To do —
Look through the material below. Copy each line that contains the string "marker".
____
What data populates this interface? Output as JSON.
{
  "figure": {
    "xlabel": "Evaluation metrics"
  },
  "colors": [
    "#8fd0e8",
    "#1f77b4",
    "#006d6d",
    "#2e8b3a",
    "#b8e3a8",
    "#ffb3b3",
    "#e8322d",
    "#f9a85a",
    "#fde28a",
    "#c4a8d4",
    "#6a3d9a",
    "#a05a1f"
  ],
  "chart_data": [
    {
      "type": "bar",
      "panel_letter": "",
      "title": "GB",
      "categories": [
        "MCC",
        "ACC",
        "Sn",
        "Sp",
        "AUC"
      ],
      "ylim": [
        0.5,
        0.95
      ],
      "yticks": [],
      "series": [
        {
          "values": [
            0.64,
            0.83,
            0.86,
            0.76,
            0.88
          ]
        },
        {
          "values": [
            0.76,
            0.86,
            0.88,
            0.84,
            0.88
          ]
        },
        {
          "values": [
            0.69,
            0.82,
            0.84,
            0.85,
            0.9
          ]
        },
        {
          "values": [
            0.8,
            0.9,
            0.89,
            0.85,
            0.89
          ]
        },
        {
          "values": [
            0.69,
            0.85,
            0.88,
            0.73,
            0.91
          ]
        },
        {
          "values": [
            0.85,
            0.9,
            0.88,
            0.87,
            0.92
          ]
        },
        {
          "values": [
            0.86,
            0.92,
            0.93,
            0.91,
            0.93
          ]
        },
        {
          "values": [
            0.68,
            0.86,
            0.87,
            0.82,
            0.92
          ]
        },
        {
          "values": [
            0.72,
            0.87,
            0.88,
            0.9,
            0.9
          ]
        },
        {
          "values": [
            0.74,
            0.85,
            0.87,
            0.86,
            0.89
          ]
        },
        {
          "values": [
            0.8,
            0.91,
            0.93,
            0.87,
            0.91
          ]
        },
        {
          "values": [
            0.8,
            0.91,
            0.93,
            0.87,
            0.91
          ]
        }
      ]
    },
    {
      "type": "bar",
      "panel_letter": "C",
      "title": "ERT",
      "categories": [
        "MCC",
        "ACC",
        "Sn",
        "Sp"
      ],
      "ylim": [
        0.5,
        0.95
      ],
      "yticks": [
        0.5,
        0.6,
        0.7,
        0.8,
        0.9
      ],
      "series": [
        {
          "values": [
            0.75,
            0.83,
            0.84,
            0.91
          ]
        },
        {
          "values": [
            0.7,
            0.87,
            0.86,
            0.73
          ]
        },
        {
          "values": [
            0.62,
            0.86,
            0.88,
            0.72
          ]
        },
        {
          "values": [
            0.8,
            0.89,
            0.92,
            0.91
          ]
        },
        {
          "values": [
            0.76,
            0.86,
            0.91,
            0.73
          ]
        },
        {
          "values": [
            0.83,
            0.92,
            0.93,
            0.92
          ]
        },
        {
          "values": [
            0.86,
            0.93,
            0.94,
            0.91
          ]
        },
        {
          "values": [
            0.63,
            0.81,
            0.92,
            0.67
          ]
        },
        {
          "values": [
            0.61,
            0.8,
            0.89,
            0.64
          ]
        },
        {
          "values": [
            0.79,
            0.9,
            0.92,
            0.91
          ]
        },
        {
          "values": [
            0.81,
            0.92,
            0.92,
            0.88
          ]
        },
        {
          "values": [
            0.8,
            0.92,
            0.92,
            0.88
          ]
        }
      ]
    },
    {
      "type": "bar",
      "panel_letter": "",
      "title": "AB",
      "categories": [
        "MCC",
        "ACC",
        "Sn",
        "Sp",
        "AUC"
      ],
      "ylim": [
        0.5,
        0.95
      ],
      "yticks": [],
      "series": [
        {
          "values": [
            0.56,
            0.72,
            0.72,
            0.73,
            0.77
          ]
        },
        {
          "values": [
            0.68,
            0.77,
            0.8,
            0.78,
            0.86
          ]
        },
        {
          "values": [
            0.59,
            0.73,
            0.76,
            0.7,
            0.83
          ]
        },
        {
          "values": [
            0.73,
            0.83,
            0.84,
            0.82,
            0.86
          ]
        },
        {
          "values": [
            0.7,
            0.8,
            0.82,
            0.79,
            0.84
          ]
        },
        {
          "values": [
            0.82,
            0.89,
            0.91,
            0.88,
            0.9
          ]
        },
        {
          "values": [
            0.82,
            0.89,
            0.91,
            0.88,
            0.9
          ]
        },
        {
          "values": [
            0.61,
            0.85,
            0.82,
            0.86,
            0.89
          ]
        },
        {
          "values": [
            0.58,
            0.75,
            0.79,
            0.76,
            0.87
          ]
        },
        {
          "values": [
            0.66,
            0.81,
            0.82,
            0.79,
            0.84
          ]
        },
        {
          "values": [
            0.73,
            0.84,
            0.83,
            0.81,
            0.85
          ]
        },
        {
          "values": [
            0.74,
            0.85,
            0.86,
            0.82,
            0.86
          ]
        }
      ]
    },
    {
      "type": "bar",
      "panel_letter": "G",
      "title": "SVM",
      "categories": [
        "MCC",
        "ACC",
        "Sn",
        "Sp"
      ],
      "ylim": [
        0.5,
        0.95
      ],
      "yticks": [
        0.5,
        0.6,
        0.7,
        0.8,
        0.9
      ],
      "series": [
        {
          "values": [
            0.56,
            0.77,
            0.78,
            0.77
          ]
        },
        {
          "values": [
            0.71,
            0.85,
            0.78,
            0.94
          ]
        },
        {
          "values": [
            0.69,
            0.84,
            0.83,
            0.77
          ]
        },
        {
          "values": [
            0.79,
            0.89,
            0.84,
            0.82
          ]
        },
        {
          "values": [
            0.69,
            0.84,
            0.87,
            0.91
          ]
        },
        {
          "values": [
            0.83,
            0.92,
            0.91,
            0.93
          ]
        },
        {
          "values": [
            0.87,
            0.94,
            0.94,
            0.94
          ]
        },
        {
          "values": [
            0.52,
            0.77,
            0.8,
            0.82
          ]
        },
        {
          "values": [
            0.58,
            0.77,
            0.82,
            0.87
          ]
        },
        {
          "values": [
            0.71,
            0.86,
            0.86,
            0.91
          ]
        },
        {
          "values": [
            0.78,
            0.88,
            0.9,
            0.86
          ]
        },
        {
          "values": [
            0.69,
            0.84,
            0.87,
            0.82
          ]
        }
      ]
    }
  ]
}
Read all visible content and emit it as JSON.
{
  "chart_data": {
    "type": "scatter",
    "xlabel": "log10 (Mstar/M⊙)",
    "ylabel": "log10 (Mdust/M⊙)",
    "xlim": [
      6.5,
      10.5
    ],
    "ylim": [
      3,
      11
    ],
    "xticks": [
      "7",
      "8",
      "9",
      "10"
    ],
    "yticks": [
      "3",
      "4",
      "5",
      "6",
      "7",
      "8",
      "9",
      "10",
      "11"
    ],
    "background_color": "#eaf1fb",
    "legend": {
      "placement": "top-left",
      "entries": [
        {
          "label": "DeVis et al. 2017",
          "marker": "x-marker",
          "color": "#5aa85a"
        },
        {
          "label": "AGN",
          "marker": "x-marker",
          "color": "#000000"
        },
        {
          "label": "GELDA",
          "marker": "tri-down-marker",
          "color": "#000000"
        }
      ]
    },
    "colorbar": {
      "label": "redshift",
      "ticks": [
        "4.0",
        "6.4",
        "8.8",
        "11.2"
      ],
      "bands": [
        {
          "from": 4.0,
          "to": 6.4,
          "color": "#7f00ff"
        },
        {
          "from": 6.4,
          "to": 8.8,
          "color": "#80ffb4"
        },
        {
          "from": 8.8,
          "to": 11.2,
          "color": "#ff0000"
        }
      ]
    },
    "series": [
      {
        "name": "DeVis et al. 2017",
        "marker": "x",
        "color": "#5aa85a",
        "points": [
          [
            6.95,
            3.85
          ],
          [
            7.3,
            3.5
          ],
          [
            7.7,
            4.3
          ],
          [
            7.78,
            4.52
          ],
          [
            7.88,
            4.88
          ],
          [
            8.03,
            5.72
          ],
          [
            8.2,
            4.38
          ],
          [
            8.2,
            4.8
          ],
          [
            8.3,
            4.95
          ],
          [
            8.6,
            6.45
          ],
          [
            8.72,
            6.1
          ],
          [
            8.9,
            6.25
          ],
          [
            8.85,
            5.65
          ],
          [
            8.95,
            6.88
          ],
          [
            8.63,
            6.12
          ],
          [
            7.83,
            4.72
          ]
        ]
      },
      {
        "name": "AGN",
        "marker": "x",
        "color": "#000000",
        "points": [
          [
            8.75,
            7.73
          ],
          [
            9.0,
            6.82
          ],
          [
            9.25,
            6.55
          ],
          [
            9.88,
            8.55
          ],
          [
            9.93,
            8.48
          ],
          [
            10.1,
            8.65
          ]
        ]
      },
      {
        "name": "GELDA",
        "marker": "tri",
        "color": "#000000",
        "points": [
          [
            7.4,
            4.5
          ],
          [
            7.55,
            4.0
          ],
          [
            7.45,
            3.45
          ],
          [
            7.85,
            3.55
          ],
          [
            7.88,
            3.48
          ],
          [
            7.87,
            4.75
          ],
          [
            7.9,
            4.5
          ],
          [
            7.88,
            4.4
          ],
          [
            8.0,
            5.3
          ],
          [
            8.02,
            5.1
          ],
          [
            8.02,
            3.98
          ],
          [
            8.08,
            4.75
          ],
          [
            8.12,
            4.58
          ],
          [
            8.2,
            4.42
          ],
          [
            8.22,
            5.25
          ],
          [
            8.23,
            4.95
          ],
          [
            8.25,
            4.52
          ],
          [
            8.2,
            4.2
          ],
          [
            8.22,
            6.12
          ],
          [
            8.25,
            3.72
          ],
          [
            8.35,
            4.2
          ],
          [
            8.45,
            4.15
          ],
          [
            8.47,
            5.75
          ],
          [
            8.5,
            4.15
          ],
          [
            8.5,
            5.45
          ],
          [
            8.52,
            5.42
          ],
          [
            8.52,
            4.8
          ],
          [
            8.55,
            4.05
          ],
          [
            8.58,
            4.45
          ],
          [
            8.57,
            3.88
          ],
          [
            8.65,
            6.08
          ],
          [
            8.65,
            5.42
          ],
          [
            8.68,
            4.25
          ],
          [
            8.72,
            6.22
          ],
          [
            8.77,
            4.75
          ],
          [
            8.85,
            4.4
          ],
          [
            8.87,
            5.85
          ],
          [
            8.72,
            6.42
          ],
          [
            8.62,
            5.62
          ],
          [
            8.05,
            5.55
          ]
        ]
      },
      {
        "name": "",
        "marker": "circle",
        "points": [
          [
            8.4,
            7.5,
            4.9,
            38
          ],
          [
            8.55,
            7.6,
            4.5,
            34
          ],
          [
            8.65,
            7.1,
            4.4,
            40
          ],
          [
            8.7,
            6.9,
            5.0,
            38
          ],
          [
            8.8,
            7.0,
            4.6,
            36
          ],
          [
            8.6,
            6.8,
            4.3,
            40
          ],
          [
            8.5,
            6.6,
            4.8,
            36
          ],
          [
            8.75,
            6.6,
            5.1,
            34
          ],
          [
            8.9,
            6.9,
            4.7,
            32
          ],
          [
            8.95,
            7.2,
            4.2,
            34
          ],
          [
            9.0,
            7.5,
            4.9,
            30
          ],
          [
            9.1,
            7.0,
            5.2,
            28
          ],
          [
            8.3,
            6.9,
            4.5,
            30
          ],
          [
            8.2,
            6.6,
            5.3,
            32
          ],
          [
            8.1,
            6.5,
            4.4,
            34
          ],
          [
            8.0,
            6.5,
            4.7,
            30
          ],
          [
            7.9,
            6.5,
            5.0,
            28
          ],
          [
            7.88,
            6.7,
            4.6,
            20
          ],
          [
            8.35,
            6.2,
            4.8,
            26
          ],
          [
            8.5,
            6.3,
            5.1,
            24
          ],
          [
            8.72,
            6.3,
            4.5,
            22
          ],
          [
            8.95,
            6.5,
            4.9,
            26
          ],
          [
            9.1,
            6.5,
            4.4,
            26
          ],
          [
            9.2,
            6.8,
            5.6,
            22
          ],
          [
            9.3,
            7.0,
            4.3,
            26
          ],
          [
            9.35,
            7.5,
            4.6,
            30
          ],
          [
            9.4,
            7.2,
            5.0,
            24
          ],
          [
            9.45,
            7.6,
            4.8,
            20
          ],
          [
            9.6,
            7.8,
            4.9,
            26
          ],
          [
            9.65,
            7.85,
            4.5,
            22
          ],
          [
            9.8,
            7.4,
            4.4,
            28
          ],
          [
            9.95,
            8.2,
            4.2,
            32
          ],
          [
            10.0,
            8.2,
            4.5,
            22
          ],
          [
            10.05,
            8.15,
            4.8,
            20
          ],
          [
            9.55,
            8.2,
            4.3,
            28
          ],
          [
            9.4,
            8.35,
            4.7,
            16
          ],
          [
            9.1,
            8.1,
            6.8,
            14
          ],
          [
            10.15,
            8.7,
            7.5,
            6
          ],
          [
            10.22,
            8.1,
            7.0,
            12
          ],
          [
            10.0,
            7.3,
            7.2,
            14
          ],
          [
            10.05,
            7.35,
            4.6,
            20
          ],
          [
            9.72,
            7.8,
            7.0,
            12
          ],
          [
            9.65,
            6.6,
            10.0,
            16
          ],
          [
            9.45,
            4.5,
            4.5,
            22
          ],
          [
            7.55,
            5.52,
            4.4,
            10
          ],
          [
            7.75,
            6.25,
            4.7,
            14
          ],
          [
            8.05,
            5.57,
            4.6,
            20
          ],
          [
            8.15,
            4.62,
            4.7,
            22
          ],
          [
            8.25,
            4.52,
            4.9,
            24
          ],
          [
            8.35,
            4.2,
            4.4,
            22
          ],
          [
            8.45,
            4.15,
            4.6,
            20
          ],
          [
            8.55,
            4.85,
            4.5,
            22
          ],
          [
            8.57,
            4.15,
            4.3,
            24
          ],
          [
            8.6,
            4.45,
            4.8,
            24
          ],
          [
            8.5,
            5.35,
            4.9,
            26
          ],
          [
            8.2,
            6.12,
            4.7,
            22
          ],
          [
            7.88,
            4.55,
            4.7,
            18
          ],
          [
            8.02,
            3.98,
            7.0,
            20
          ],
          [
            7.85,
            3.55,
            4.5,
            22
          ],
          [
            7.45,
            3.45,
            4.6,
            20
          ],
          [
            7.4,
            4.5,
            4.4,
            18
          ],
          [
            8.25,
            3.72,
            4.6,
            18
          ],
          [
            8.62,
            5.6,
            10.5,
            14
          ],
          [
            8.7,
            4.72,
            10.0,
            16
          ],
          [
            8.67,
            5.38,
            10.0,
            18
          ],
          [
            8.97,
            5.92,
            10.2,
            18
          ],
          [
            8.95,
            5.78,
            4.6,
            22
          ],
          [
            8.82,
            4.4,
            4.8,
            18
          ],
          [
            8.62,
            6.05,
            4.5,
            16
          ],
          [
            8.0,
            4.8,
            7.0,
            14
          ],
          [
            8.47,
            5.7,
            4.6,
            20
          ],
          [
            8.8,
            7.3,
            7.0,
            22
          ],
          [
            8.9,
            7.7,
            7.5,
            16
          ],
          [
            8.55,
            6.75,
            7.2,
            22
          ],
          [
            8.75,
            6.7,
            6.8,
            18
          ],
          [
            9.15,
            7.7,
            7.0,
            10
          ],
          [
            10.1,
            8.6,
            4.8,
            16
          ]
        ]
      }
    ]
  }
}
____
Solution for this exercise —
          "marker": "x-marker",
          "marker": "x-marker",
          "marker": "tri-down-marker",
        "marker": "x",
        "marker": "x",
        "marker": "tri",
        "marker": "circle",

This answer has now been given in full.